Records provided
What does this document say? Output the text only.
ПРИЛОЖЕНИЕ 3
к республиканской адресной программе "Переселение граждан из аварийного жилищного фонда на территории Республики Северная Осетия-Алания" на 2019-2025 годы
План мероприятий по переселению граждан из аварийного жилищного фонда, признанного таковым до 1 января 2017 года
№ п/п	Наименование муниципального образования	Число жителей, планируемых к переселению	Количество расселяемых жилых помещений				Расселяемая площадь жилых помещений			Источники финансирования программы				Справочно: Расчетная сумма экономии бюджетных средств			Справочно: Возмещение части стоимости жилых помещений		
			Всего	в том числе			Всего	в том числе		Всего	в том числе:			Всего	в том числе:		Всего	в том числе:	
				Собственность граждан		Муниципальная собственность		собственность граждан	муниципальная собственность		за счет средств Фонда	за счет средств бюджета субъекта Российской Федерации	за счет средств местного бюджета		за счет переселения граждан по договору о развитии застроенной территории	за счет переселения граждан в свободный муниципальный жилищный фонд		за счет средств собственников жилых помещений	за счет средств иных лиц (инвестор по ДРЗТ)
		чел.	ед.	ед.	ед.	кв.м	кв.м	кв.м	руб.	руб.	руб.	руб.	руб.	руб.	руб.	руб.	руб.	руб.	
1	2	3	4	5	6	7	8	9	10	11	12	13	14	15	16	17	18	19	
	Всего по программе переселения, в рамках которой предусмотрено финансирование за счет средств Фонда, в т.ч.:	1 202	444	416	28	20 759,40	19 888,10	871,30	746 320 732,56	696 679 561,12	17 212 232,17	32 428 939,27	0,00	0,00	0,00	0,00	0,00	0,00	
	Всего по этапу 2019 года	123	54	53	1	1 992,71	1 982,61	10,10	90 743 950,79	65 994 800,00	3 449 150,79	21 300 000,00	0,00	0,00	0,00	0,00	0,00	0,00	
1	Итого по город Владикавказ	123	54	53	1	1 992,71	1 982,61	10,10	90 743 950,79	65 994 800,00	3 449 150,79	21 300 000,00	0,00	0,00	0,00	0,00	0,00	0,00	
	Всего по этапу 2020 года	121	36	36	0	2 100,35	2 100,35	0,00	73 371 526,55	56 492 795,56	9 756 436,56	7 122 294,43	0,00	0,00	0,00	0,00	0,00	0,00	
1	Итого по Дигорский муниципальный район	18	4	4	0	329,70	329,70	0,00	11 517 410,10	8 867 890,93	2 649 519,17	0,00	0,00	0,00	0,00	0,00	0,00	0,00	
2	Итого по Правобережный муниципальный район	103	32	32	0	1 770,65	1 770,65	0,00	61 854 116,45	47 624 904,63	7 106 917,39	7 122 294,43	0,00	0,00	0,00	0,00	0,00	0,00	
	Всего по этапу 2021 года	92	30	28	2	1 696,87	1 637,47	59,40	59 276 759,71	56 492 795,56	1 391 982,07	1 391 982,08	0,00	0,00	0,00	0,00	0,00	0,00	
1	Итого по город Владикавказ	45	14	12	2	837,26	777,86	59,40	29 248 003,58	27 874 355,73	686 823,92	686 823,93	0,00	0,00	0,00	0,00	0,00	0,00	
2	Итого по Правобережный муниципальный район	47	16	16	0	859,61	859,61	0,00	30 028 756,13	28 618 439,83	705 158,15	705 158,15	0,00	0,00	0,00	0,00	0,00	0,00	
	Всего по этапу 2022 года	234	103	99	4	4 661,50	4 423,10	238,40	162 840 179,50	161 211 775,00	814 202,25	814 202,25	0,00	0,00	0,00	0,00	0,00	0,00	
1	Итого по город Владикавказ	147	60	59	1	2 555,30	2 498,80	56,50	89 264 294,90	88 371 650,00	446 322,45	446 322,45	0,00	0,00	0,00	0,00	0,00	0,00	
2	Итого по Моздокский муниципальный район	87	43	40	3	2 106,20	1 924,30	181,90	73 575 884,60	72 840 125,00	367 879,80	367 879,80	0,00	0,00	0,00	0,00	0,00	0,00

What the task requires
Search the listing above for the string "жилищного". Copy every line that contains it.

Reply to the task
к республиканской адресной программе "Переселение граждан из аварийного жилищного фонда на территории Республики Северная Осетия-Алания" на 2019-2025 годы
План мероприятий по переселению граждан из аварийного жилищного фонда, признанного таковым до 1 января 2017 года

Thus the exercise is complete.